• List of tasks:
- 1) In the voting-law excerpt, what residency requirement would North Dakota's withdrawn bill have imposed on voters?
- 2) Resume the voting-law excerpt after its final sentence.

• Excerpt to read:
____
These provisions are a direct response to attempts by officials in multiple large Democratic-leaning counties to mail absentee ballot application forms last year to all voters with partially pre-filled information. As noted just above, Republicans last year clamped down on pre-filling applications but now seek to extend that ban more widely. A separate GOP measure in 2020 also prohibited county officials from using the state’s voter database to fill in missing information on absentee ballot applications such as the PIN for a voter’s ID, which few voters know, thereby requiring officials to waste time contacting voters.
● Kansas: Republican legislators have introduced a bill that would make it a felony for a third party, other than a family member or caregiver, to collect and submit an absentee ballot on behalf of another voter. Republicans have pushed for similar voting restrictions in several states following the surge in Democrats voting by mail in 2020, even though Republican campaigns had previously used this practice to help their voters cast their ballots.
● North Dakota: Republican legislators have withdrawn a proposed bill that would have required voters to be a resident of their jurisdiction for a full year in order to be eligible to vote, leaving the current 30 day residency requirement in place. Had this bill gone into effect, it could have disenfranchised college students, active-duty military members, and even new residents who intend to remain in the state long-term.
____
• Source data:

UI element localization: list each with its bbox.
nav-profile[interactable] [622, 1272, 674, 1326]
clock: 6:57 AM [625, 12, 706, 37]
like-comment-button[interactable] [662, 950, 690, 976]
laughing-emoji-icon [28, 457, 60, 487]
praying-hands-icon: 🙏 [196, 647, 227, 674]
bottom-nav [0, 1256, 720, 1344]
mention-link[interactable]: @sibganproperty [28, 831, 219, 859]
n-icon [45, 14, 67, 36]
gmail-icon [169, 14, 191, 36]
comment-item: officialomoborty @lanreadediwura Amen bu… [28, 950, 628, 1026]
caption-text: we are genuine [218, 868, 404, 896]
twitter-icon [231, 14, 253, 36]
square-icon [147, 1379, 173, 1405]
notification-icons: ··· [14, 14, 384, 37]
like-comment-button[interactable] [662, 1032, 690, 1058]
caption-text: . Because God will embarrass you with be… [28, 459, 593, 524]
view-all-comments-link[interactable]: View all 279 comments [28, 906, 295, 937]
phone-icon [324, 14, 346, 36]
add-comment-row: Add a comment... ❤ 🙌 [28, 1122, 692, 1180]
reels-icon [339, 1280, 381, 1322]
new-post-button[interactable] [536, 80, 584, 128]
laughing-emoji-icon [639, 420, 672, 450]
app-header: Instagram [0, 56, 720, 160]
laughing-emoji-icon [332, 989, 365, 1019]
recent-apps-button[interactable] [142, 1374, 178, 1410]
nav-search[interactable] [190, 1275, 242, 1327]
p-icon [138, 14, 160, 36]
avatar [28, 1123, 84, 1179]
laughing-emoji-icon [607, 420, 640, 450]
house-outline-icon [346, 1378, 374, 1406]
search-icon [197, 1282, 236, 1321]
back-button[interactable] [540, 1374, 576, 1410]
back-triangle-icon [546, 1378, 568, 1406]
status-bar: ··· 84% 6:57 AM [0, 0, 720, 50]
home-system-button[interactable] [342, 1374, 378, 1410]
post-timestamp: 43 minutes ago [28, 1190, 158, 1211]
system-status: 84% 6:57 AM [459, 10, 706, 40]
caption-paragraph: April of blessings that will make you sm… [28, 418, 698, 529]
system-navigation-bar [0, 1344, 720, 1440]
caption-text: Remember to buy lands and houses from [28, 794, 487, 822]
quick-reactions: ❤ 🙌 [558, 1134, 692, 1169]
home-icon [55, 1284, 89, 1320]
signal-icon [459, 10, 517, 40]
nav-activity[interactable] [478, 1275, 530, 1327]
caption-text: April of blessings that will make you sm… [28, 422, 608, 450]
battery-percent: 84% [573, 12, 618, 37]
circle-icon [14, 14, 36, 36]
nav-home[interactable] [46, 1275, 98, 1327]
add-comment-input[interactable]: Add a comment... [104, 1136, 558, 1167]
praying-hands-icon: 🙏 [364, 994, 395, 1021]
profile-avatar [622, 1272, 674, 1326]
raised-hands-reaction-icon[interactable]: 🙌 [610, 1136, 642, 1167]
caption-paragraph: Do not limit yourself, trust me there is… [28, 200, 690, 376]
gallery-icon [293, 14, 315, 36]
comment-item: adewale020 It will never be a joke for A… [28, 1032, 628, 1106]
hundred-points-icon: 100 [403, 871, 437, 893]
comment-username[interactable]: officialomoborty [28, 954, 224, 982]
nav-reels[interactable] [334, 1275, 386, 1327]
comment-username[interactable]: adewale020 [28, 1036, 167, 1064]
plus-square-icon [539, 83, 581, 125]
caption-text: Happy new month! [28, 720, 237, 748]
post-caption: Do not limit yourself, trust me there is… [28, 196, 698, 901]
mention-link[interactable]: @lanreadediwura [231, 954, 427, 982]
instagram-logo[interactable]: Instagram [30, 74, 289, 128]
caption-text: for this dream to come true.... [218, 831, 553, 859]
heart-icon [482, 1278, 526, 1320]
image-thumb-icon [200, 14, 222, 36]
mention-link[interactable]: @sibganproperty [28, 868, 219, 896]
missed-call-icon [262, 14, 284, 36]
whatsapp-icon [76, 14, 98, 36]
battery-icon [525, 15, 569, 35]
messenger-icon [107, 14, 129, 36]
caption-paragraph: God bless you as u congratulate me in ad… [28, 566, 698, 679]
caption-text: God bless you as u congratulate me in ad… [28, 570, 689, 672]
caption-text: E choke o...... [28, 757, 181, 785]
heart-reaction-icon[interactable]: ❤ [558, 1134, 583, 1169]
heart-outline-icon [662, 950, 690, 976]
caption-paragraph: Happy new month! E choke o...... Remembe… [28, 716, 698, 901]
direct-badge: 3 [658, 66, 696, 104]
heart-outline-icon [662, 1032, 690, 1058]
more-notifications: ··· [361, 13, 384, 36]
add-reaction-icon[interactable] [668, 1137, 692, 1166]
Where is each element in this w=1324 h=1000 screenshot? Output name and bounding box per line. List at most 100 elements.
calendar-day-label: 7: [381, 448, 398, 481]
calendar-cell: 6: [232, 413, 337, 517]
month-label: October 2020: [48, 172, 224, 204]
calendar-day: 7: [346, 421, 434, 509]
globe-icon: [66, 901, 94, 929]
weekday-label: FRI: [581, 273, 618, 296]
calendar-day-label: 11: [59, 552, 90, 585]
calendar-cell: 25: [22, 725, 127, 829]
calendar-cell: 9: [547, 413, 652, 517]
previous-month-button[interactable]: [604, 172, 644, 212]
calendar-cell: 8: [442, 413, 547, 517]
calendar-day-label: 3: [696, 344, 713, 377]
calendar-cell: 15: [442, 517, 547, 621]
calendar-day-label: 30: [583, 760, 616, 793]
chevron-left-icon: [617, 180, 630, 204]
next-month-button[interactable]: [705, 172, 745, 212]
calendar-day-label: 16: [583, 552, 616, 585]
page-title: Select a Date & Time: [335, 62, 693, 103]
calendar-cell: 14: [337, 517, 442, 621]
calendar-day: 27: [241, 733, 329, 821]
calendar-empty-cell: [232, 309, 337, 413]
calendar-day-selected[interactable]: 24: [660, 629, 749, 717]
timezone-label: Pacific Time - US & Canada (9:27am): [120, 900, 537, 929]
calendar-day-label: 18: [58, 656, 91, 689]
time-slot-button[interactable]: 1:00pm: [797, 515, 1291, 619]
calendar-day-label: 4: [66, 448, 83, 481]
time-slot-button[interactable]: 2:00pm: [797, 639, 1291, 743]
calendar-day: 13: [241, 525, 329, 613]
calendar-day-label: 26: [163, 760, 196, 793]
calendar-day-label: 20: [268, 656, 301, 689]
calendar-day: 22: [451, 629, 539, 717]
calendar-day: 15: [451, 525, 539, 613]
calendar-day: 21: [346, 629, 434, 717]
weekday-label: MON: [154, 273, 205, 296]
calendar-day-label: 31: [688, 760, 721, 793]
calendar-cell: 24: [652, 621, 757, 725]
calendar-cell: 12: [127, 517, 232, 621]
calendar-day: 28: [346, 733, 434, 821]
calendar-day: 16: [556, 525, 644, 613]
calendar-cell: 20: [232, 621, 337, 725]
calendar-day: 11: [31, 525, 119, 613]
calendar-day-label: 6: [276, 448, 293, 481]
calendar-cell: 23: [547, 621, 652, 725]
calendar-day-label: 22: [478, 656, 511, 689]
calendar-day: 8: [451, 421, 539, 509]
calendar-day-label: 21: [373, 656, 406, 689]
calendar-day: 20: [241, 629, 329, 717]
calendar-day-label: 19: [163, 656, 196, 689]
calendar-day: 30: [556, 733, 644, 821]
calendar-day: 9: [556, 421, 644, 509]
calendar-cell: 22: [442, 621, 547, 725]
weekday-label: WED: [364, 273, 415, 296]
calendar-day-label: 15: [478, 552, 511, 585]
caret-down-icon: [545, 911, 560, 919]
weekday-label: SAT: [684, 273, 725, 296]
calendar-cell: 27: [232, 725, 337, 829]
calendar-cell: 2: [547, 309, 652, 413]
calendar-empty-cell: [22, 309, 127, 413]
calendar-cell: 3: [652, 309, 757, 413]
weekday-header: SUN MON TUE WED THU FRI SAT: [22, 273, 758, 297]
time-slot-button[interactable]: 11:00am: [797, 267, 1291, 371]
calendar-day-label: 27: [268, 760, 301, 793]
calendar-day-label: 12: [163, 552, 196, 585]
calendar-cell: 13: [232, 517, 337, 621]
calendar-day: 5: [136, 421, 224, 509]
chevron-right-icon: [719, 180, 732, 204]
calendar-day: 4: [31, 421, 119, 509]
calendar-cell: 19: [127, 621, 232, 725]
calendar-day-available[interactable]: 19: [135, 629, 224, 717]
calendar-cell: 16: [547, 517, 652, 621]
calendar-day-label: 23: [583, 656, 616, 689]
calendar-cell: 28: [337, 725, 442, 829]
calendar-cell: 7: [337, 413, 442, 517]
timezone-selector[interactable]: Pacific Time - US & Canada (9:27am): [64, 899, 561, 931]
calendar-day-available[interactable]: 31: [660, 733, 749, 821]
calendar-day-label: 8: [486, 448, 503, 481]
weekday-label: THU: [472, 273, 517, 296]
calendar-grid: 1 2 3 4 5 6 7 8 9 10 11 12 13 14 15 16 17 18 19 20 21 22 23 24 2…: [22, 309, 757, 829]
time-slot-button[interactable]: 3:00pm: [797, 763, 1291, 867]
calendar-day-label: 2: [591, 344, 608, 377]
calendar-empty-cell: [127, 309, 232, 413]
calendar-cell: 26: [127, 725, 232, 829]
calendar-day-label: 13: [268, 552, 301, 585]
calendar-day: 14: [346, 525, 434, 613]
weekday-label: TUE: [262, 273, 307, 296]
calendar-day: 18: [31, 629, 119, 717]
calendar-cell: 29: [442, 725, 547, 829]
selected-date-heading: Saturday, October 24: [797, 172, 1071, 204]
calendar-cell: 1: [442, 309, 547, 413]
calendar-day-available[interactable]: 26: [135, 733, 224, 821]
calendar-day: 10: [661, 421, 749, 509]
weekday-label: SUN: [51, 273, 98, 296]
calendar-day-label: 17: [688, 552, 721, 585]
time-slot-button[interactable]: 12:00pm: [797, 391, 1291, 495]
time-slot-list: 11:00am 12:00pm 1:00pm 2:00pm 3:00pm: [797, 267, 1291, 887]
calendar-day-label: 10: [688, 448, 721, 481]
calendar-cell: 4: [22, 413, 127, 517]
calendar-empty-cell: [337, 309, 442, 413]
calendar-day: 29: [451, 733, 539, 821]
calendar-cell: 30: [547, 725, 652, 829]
____
• Numbered answers:
- 1) Voters would have had to live in their jurisdiction for a full year to be eligible to vote.

- 2)
● Kentucky: Republican lawmakers, with the backing of Senate Minority Leader Mitch McConnell, have introduced a bill that would require the governor to fill future U.S. Senate vacancies with an appointee from the same party as the departing senator. Currently, Kentucky’s governor is Democrat Andy Beshear while both of its senators are Republicans, meaning this bill would prevent Beshear from replacing either McConnell or fellow Sen. Rand Paul with a Democrat if either were to leave office. Republicans easily hold enough seats to override a potential veto by Beshear.
The bill would allow the party committee of the departing lawmaker to send a list of three names to the governor, who would be required to pick a replacement from that list.
Ever since Beshear’s narrow 2019 win, Kentucky Republicans have advanced a series of moves to strip him of his executive power, and this proposal is part of the same partisan effort to constrain Beshear’s authority. However, despite the GOP’s self-interested motives, the proposed system is already used in many states for legislative vacancies and a handful of states for Senate vacancies and better ensures the will of voters is respected.